**Exercise**
Every record below should be printed exactly as given.

BEGIN Records for the exercise

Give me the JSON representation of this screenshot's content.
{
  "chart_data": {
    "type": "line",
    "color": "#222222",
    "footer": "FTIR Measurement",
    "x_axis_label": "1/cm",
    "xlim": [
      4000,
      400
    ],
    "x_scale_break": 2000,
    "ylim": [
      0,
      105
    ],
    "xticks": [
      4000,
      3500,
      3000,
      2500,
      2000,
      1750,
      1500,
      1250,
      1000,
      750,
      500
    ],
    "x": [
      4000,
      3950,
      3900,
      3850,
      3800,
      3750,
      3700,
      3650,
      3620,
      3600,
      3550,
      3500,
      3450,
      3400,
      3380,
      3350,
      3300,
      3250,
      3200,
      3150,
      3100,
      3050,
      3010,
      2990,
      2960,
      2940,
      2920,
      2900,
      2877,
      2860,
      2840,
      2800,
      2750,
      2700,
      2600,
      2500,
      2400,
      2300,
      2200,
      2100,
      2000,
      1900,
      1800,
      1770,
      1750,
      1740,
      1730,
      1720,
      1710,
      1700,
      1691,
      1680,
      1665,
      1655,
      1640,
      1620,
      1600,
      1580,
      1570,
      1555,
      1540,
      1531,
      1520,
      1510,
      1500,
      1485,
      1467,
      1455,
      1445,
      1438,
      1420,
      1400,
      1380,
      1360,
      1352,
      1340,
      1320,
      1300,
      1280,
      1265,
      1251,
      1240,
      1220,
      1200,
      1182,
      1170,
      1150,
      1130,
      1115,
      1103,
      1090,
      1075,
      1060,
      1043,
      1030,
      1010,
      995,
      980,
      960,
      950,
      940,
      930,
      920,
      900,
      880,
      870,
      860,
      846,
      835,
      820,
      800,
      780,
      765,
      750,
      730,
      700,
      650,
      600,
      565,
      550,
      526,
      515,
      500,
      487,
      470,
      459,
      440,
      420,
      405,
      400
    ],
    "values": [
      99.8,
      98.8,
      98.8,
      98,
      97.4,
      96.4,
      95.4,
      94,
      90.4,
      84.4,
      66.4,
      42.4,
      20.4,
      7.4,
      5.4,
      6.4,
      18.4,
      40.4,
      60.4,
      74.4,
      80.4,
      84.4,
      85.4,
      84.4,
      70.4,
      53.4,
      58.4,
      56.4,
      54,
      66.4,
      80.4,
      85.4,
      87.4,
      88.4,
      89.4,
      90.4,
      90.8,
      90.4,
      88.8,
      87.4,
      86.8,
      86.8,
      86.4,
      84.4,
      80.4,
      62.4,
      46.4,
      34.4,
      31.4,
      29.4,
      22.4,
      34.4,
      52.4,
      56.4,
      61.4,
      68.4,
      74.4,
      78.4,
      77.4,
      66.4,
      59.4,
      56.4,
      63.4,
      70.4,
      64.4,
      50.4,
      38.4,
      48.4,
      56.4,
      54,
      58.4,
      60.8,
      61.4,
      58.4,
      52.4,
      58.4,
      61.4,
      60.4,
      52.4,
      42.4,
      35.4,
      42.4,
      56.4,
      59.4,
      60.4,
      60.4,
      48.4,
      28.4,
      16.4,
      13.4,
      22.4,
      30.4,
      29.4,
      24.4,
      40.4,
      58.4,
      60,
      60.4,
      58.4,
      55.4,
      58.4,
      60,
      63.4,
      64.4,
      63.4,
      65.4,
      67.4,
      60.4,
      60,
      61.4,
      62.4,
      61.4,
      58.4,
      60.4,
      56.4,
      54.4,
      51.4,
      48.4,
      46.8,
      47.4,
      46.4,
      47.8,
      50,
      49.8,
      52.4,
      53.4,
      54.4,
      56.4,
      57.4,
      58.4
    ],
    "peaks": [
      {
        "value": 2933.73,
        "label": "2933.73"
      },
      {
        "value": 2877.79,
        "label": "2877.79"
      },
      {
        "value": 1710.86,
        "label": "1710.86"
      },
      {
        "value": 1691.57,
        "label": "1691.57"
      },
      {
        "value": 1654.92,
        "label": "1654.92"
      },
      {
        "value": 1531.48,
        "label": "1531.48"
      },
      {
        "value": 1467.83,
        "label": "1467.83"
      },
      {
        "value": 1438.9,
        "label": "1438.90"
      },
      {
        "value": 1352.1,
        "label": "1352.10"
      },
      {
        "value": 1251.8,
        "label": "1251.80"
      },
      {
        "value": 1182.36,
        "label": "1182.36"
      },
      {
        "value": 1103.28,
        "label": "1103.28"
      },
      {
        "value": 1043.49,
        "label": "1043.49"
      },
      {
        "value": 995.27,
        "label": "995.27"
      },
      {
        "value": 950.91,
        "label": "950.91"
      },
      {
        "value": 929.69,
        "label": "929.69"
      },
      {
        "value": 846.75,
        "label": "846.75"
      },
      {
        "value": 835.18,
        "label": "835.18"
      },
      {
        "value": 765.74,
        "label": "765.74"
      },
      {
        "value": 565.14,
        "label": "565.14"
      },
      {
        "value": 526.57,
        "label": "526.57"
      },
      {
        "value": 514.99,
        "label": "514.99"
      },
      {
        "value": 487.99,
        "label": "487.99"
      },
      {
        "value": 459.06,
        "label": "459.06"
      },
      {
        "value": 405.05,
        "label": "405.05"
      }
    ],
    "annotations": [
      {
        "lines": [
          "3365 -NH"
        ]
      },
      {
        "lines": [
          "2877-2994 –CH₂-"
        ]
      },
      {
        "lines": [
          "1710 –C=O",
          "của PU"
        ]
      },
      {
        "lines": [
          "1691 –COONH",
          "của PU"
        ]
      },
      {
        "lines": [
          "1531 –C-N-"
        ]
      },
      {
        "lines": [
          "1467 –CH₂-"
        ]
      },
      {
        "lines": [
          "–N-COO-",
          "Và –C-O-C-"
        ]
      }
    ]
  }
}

END Records for the exercise

**Full solution**
Give me the JSON representation of this screenshot's content.
{
  "chart_data": {
    "type": "line",
    "color": "#222222",
    "footer": "FTIR Measurement",
    "x_axis_label": "1/cm",
    "xlim": [
      4000,
      400
    ],
    "x_scale_break": 2000,
    "ylim": [
      0,
      105
    ],
    "xticks": [
      4000,
      3500,
      3000,
      2500,
      2000,
      1750,
      1500,
      1250,
      1000,
      750,
      500
    ],
    "x": [
      4000,
      3950,
      3900,
      3850,
      3800,
      3750,
      3700,
      3650,
      3620,
      3600,
      3550,
      3500,
      3450,
      3400,
      3380,
      3350,
      3300,
      3250,
      3200,
      3150,
      3100,
      3050,
      3010,
      2990,
      2960,
      2940,
      2920,
      2900,
      2877,
      2860,
      2840,
      2800,
      2750,
      2700,
      2600,
      2500,
      2400,
      2300,
      2200,
      2100,
      2000,
      1900,
      1800,
      1770,
      1750,
      1740,
      1730,
      1720,
      1710,
      1700,
      1691,
      1680,
      1665,
      1655,
      1640,
      1620,
      1600,
      1580,
      1570,
      1555,
      1540,
      1531,
      1520,
      1510,
      1500,
      1485,
      1467,
      1455,
      1445,
      1438,
      1420,
      1400,
      1380,
      1360,
      1352,
      1340,
      1320,
      1300,
      1280,
      1265,
      1251,
      1240,
      1220,
      1200,
      1182,
      1170,
      1150,
      1130,
      1115,
      1103,
      1090,
      1075,
      1060,
      1043,
      1030,
      1010,
      995,
      980,
      960,
      950,
      940,
      930,
      920,
      900,
      880,
      870,
      860,
      846,
      835,
      820,
      800,
      780,
      765,
      750,
      730,
      700,
      650,
      600,
      565,
      550,
      526,
      515,
      500,
      487,
      470,
      459,
      440,
      420,
      405,
      400
    ],
    "values": [
      99.8,
      98.8,
      98.8,
      98,
      97.4,
      96.4,
      95.4,
      94,
      90.4,
      84.4,
      66.4,
      42.4,
      20.4,
      7.4,
      5.4,
      6.4,
      18.4,
      40.4,
      60.4,
      74.4,
      80.4,
      84.4,
      85.4,
      84.4,
      70.4,
      53.4,
      58.4,
      56.4,
      54,
      66.4,
      80.4,
      85.4,
      87.4,
      88.4,
      89.4,
      90.4,
      90.8,
      90.4,
      88.8,
      87.4,
      86.8,
      86.8,
      86.4,
      84.4,
      80.4,
      62.4,
      46.4,
      34.4,
      31.4,
      29.4,
      22.4,
      34.4,
      52.4,
      56.4,
      61.4,
      68.4,
      74.4,
      78.4,
      77.4,
      66.4,
      59.4,
      56.4,
      63.4,
      70.4,
      64.4,
      50.4,
      38.4,
      48.4,
      56.4,
      54,
      58.4,
      60.8,
      61.4,
      58.4,
      52.4,
      58.4,
      61.4,
      60.4,
      52.4,
      42.4,
      35.4,
      42.4,
      56.4,
      59.4,
      60.4,
      60.4,
      48.4,
      28.4,
      16.4,
      13.4,
      22.4,
      30.4,
      29.4,
      24.4,
      40.4,
      58.4,
      60,
      60.4,
      58.4,
      55.4,
      58.4,
      60,
      63.4,
      64.4,
      63.4,
      65.4,
      67.4,
      60.4,
      60,
      61.4,
      62.4,
      61.4,
      58.4,
      60.4,
      56.4,
      54.4,
      51.4,
      48.4,
      46.8,
      47.4,
      46.4,
      47.8,
      50,
      49.8,
      52.4,
      53.4,
      54.4,
      56.4,
      57.4,
      58.4
    ],
    "peaks": [
      {
        "value": 2933.73,
        "label": "2933.73"
      },
      {
        "value": 2877.79,
        "label": "2877.79"
      },
      {
        "value": 1710.86,
        "label": "1710.86"
      },
      {
        "value": 1691.57,
        "label": "1691.57"
      },
      {
        "value": 1654.92,
        "label": "1654.92"
      },
      {
        "value": 1531.48,
        "label": "1531.48"
      },
      {
        "value": 1467.83,
        "label": "1467.83"
      },
      {
        "value": 1438.9,
        "label": "1438.90"
      },
      {
        "value": 1352.1,
        "label": "1352.10"
      },
      {
        "value": 1251.8,
        "label": "1251.80"
      },
      {
        "value": 1182.36,
        "label": "1182.36"
      },
      {
        "value": 1103.28,
        "label": "1103.28"
      },
      {
        "value": 1043.49,
        "label": "1043.49"
      },
      {
        "value": 995.27,
        "label": "995.27"
      },
      {
        "value": 950.91,
        "label": "950.91"
      },
      {
        "value": 929.69,
        "label": "929.69"
      },
      {
        "value": 846.75,
        "label": "846.75"
      },
      {
        "value": 835.18,
        "label": "835.18"
      },
      {
        "value": 765.74,
        "label": "765.74"
      },
      {
        "value": 565.14,
        "label": "565.14"
      },
      {
        "value": 526.57,
        "label": "526.57"
      },
      {
        "value": 514.99,
        "label": "514.99"
      },
      {
        "value": 487.99,
        "label": "487.99"
      },
      {
        "value": 459.06,
        "label": "459.06"
      },
      {
        "value": 405.05,
        "label": "405.05"
      }
    ],
    "annotations": [
      {
        "lines": [
          "3365 -NH"
        ]
      },
      {
        "lines": [
          "2877-2994 –CH₂-"
        ]
      },
      {
        "lines": [
          "1710 –C=O",
          "của PU"
        ]
      },
      {
        "lines": [
          "1691 –COONH",
          "của PU"
        ]
      },
      {
        "lines": [
          "1531 –C-N-"
        ]
      },
      {
        "lines": [
          "1467 –CH₂-"
        ]
      },
      {
        "lines": [
          "–N-COO-",
          "Và –C-O-C-"
        ]
      }
    ]
  }
}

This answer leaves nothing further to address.